▶ Task data:
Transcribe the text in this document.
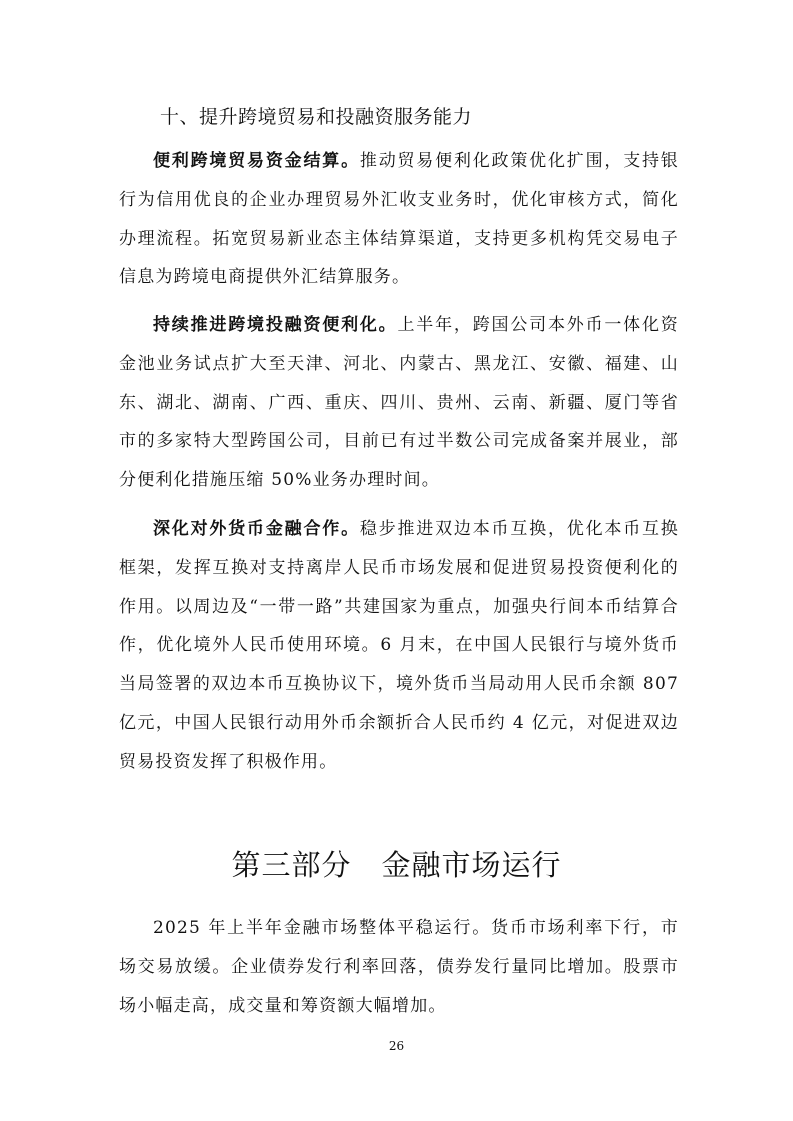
十、提升跨境贸易和投融资服务能力

便利跨境贸易资金结算。推动贸易便利化政策优化扩围，支持银行为信用优良的企业办理贸易外汇收支业务时，优化审核方式，简化办理流程。拓宽贸易新业态主体结算渠道，支持更多机构凭交易电子信息为跨境电商提供外汇结算服务。

持续推进跨境投融资便利化。上半年，跨国公司本外币一体化资金池业务试点扩大至天津、河北、内蒙古、黑龙江、安徽、福建、山东、湖北、湖南、广西、重庆、四川、贵州、云南、新疆、厦门等省市的多家特大型跨国公司，目前已有过半数公司完成备案并展业，部分便利化措施压缩 50%业务办理时间。

深化对外货币金融合作。稳步推进双边本币互换，优化本币互换框架，发挥互换对支持离岸人民币市场发展和促进贸易投资便利化的作用。以周边及“一带一路”共建国家为重点，加强央行间本币结算合作，优化境外人民币使用环境。6 月末，在中国人民银行与境外货币当局签署的双边本币互换协议下，境外货币当局动用人民币余额 807 亿元，中国人民银行动用外币余额折合人民币约 4 亿元，对促进双边贸易投资发挥了积极作用。

第三部分 金融市场运行

2025 年上半年金融市场整体平稳运行。货币市场利率下行，市场交易放缓。企业债券发行利率回落，债券发行量同比增加。股票市场小幅走高，成交量和筹资额大幅增加。

26
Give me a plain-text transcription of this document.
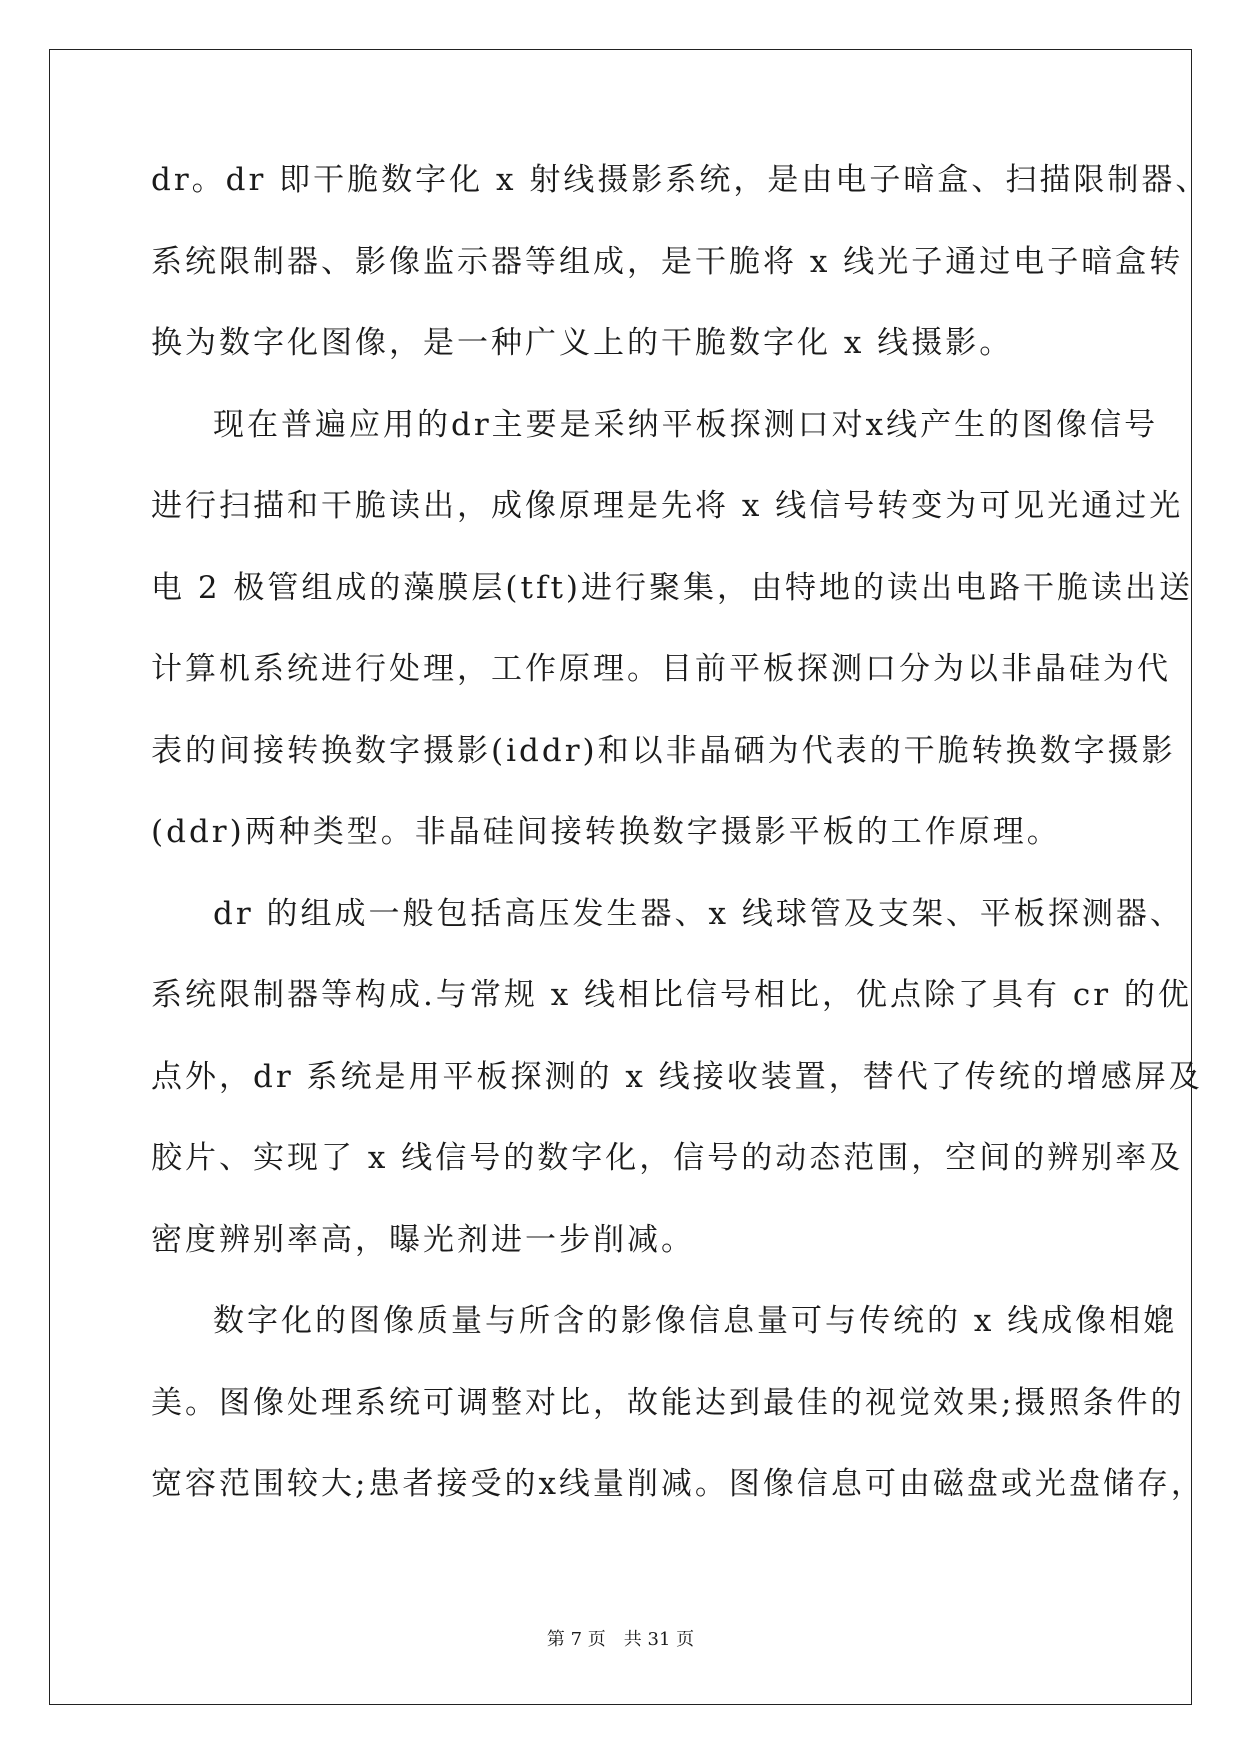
dr。dr 即干脆数字化 x 射线摄影系统，是由电子暗盒、扫描限制器、
系统限制器、影像监示器等组成，是干脆将 x 线光子通过电子暗盒转
换为数字化图像，是一种广义上的干脆数字化 x 线摄影。
现在普遍应用的dr主要是采纳平板探测口对x线产生的图像信号
进行扫描和干脆读出，成像原理是先将 x 线信号转变为可见光通过光
电 2 极管组成的藻膜层(tft)进行聚集，由特地的读出电路干脆读出送
计算机系统进行处理，工作原理。目前平板探测口分为以非晶硅为代
表的间接转换数字摄影(iddr)和以非晶硒为代表的干脆转换数字摄影
(ddr)两种类型。非晶硅间接转换数字摄影平板的工作原理。
dr 的组成一般包括高压发生器、x 线球管及支架、平板探测器、
系统限制器等构成.与常规 x 线相比信号相比，优点除了具有 cr 的优
点外，dr 系统是用平板探测的 x 线接收装置，替代了传统的增感屏及
胶片、实现了 x 线信号的数字化，信号的动态范围，空间的辨别率及
密度辨别率高，曝光剂进一步削减。
数字化的图像质量与所含的影像信息量可与传统的 x 线成像相媲
美。图像处理系统可调整对比，故能达到最佳的视觉效果;摄照条件的
宽容范围较大;患者接受的x线量削减。图像信息可由磁盘或光盘储存，
第 7 页　共 31 页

▶ Task description:
Retype exactly the lines from the one containing "Give me a plain-text" through the last line of the records above, both included, and leave out any pictures.

▶ Result of this exercise:
Give me a plain-text transcription of this document.
dr。dr 即干脆数字化 x 射线摄影系统，是由电子暗盒、扫描限制器、
系统限制器、影像监示器等组成，是干脆将 x 线光子通过电子暗盒转
换为数字化图像，是一种广义上的干脆数字化 x 线摄影。
现在普遍应用的dr主要是采纳平板探测口对x线产生的图像信号
进行扫描和干脆读出，成像原理是先将 x 线信号转变为可见光通过光
电 2 极管组成的藻膜层(tft)进行聚集，由特地的读出电路干脆读出送
计算机系统进行处理，工作原理。目前平板探测口分为以非晶硅为代
表的间接转换数字摄影(iddr)和以非晶硒为代表的干脆转换数字摄影
(ddr)两种类型。非晶硅间接转换数字摄影平板的工作原理。
dr 的组成一般包括高压发生器、x 线球管及支架、平板探测器、
系统限制器等构成.与常规 x 线相比信号相比，优点除了具有 cr 的优
点外，dr 系统是用平板探测的 x 线接收装置，替代了传统的增感屏及
胶片、实现了 x 线信号的数字化，信号的动态范围，空间的辨别率及
密度辨别率高，曝光剂进一步削减。
数字化的图像质量与所含的影像信息量可与传统的 x 线成像相媲
美。图像处理系统可调整对比，故能达到最佳的视觉效果;摄照条件的
宽容范围较大;患者接受的x线量削减。图像信息可由磁盘或光盘储存，
第 7 页　共 31 页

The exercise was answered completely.